> **Stored data**
=-=-=-=-=

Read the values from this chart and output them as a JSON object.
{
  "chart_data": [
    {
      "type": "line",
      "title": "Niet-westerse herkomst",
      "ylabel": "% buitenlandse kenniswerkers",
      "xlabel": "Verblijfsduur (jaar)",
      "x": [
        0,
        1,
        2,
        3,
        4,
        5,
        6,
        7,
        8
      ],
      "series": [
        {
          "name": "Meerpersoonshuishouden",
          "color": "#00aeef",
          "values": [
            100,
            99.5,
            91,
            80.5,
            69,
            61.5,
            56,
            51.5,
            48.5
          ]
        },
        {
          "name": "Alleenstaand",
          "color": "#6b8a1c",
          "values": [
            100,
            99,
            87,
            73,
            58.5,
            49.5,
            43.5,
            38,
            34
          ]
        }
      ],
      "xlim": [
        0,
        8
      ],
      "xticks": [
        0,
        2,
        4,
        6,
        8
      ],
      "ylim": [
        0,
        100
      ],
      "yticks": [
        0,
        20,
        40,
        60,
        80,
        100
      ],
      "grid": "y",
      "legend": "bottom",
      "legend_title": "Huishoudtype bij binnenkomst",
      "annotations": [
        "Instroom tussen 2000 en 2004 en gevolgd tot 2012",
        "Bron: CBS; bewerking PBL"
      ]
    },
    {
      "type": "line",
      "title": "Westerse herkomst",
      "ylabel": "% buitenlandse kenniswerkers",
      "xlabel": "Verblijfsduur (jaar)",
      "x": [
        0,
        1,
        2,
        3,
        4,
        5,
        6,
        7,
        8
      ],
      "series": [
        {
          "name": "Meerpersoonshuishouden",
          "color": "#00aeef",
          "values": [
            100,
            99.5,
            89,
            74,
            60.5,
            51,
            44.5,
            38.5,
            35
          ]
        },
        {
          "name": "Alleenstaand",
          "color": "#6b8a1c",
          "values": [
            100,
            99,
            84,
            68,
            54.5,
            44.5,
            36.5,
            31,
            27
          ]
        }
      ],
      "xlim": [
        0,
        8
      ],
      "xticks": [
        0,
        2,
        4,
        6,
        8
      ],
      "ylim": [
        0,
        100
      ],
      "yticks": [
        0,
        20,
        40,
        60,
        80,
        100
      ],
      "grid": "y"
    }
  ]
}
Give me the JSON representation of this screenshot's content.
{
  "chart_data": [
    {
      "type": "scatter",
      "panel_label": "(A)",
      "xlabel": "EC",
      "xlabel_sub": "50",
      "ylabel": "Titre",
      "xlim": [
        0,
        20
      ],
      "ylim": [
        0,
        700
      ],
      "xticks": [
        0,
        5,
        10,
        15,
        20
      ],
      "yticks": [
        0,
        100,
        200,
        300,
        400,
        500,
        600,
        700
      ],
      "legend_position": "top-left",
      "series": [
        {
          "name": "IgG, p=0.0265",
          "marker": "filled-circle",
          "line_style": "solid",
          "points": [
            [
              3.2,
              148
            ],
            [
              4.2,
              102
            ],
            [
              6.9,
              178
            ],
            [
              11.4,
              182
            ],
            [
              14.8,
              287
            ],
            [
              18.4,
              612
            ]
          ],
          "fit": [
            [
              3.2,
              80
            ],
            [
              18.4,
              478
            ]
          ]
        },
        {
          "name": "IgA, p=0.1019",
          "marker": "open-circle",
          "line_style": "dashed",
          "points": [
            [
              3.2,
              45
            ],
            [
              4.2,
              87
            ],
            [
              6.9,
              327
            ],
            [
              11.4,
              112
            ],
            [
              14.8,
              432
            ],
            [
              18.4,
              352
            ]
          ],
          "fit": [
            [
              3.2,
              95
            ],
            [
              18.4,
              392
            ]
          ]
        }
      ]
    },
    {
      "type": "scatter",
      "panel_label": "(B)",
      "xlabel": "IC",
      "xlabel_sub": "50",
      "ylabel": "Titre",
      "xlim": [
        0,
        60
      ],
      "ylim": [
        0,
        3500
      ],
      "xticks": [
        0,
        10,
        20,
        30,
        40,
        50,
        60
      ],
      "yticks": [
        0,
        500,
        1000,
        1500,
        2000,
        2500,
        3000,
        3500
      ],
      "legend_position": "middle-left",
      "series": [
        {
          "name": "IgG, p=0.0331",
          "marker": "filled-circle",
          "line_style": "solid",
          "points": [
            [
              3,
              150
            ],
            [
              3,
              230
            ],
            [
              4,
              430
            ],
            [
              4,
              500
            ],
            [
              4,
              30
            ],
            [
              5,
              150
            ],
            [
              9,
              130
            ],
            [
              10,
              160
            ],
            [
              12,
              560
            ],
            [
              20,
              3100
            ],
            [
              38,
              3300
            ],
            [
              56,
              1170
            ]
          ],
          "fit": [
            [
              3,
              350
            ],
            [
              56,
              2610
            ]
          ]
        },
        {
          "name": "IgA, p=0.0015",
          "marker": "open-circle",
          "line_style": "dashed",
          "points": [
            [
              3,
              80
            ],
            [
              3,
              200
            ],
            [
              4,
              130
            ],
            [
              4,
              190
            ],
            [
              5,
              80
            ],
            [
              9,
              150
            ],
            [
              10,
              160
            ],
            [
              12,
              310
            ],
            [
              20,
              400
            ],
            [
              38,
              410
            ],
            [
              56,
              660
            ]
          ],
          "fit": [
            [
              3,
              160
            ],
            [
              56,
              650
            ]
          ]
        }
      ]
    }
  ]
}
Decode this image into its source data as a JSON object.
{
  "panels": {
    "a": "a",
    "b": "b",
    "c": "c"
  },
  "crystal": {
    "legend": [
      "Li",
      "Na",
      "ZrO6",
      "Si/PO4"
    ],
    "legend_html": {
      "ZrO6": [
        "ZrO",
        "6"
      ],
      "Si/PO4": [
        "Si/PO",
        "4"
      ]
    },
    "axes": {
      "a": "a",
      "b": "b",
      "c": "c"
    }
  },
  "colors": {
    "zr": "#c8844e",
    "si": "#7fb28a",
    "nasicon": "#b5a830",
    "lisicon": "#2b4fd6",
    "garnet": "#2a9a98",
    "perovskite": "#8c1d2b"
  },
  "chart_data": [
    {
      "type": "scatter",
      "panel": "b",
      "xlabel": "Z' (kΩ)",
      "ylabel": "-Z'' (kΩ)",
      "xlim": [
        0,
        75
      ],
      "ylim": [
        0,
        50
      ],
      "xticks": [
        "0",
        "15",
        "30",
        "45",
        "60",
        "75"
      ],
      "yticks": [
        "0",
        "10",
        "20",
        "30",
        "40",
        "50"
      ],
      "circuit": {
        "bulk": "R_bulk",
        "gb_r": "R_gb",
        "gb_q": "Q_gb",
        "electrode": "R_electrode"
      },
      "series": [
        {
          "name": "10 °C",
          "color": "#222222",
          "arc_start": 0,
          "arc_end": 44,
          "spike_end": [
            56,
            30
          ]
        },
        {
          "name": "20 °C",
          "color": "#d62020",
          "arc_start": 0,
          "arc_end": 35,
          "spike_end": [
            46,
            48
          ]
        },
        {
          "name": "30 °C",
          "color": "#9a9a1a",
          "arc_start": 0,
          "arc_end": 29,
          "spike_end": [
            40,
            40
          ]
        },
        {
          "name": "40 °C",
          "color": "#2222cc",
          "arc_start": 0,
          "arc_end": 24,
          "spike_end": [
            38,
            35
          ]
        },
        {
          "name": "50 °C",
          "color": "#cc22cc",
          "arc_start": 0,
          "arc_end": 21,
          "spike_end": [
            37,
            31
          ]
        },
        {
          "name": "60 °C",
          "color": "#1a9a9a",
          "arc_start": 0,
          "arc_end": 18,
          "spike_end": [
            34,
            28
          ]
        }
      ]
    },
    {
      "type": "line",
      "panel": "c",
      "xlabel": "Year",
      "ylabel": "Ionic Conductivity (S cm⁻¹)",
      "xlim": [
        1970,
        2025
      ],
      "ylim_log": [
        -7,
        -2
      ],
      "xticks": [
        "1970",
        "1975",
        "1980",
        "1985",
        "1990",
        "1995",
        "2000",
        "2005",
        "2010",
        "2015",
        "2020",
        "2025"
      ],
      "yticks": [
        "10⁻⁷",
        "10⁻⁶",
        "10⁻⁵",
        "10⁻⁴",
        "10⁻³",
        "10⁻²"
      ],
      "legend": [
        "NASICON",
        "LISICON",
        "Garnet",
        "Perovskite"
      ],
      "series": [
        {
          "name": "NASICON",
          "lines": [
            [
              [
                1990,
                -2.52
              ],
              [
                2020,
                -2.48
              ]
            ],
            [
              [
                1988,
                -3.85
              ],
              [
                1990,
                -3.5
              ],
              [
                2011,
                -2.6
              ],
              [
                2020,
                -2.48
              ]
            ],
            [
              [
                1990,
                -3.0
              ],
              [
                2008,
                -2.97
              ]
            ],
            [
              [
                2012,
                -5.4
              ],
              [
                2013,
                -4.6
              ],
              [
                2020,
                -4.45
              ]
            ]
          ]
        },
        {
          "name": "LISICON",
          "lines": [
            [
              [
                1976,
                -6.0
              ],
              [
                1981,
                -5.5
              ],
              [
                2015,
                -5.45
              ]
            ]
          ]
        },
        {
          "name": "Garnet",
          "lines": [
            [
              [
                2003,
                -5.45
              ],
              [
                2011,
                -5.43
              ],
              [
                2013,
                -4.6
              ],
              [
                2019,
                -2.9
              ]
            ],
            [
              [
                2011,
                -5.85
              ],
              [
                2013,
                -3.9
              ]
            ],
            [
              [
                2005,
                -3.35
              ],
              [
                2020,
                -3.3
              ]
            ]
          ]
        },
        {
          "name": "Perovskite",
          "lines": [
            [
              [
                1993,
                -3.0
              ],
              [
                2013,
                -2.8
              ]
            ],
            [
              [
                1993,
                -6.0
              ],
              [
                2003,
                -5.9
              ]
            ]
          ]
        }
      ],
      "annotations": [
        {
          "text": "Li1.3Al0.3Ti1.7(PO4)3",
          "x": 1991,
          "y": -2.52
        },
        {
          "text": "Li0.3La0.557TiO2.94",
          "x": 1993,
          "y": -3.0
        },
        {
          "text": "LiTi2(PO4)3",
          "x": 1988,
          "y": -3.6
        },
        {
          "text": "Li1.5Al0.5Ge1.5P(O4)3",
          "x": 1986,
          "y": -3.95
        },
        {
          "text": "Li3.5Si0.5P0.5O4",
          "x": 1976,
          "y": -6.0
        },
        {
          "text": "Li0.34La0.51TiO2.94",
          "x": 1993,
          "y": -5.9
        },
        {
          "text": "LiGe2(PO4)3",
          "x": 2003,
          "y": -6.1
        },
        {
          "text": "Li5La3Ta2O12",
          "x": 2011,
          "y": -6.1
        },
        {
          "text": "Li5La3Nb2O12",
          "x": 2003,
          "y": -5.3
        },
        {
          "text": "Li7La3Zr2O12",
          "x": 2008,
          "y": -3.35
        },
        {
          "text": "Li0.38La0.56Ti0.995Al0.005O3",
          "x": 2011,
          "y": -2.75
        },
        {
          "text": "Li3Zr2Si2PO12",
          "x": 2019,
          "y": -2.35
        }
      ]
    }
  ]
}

=-=-=-=-=

Across the data above, how many lines include the word "text"? Give only the count.

> **Answer for this exercise**
12